## WHAT TO PRODUCE
Copy out all of the material exactly.
BEGIN DATA ENTRIES
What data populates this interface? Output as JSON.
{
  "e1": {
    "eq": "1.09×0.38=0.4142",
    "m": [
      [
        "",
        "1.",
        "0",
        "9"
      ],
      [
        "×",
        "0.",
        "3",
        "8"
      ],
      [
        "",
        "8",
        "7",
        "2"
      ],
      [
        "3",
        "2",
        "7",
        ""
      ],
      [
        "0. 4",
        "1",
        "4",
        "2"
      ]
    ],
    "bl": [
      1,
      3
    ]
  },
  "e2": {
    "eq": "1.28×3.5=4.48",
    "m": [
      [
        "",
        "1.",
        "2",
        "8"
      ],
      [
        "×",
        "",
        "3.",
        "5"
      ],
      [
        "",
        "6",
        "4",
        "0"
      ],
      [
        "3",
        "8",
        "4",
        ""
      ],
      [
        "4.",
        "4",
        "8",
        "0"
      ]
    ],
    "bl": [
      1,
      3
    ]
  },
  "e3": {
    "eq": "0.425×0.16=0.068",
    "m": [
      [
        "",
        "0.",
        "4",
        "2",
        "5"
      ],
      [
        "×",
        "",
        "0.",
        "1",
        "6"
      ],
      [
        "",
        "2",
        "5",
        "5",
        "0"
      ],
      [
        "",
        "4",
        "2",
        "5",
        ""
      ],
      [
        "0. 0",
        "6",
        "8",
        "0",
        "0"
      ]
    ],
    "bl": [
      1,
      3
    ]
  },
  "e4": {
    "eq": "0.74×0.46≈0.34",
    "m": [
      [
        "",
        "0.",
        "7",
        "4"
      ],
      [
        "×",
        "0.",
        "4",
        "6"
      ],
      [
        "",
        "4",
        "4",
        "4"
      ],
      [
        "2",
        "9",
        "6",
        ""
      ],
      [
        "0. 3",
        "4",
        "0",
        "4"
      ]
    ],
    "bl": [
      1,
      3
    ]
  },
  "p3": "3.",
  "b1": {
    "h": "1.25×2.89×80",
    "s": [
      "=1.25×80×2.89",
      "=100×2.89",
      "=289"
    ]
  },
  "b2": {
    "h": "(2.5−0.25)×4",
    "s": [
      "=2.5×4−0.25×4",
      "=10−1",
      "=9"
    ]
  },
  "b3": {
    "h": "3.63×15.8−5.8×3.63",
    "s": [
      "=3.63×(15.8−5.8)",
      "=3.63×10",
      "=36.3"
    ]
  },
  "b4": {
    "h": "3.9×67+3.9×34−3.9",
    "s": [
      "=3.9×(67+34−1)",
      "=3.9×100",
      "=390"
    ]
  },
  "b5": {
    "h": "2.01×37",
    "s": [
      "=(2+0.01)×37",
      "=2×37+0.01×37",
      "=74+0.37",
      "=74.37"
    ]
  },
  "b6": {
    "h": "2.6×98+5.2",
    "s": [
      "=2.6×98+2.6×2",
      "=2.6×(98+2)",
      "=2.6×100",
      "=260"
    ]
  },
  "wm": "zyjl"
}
END DATA ENTRIES
## SOLUTION
What data populates this interface? Output as JSON.
{
  "e1": {
    "eq": "1.09×0.38=0.4142",
    "m": [
      [
        "",
        "1.",
        "0",
        "9"
      ],
      [
        "×",
        "0.",
        "3",
        "8"
      ],
      [
        "",
        "8",
        "7",
        "2"
      ],
      [
        "3",
        "2",
        "7",
        ""
      ],
      [
        "0. 4",
        "1",
        "4",
        "2"
      ]
    ],
    "bl": [
      1,
      3
    ]
  },
  "e2": {
    "eq": "1.28×3.5=4.48",
    "m": [
      [
        "",
        "1.",
        "2",
        "8"
      ],
      [
        "×",
        "",
        "3.",
        "5"
      ],
      [
        "",
        "6",
        "4",
        "0"
      ],
      [
        "3",
        "8",
        "4",
        ""
      ],
      [
        "4.",
        "4",
        "8",
        "0"
      ]
    ],
    "bl": [
      1,
      3
    ]
  },
  "e3": {
    "eq": "0.425×0.16=0.068",
    "m": [
      [
        "",
        "0.",
        "4",
        "2",
        "5"
      ],
      [
        "×",
        "",
        "0.",
        "1",
        "6"
      ],
      [
        "",
        "2",
        "5",
        "5",
        "0"
      ],
      [
        "",
        "4",
        "2",
        "5",
        ""
      ],
      [
        "0. 0",
        "6",
        "8",
        "0",
        "0"
      ]
    ],
    "bl": [
      1,
      3
    ]
  },
  "e4": {
    "eq": "0.74×0.46≈0.34",
    "m": [
      [
        "",
        "0.",
        "7",
        "4"
      ],
      [
        "×",
        "0.",
        "4",
        "6"
      ],
      [
        "",
        "4",
        "4",
        "4"
      ],
      [
        "2",
        "9",
        "6",
        ""
      ],
      [
        "0. 3",
        "4",
        "0",
        "4"
      ]
    ],
    "bl": [
      1,
      3
    ]
  },
  "p3": "3.",
  "b1": {
    "h": "1.25×2.89×80",
    "s": [
      "=1.25×80×2.89",
      "=100×2.89",
      "=289"
    ]
  },
  "b2": {
    "h": "(2.5−0.25)×4",
    "s": [
      "=2.5×4−0.25×4",
      "=10−1",
      "=9"
    ]
  },
  "b3": {
    "h": "3.63×15.8−5.8×3.63",
    "s": [
      "=3.63×(15.8−5.8)",
      "=3.63×10",
      "=36.3"
    ]
  },
  "b4": {
    "h": "3.9×67+3.9×34−3.9",
    "s": [
      "=3.9×(67+34−1)",
      "=3.9×100",
      "=390"
    ]
  },
  "b5": {
    "h": "2.01×37",
    "s": [
      "=(2+0.01)×37",
      "=2×37+0.01×37",
      "=74+0.37",
      "=74.37"
    ]
  },
  "b6": {
    "h": "2.6×98+5.2",
    "s": [
      "=2.6×98+2.6×2",
      "=2.6×(98+2)",
      "=2.6×100",
      "=260"
    ]
  },
  "wm": "zyjl"
}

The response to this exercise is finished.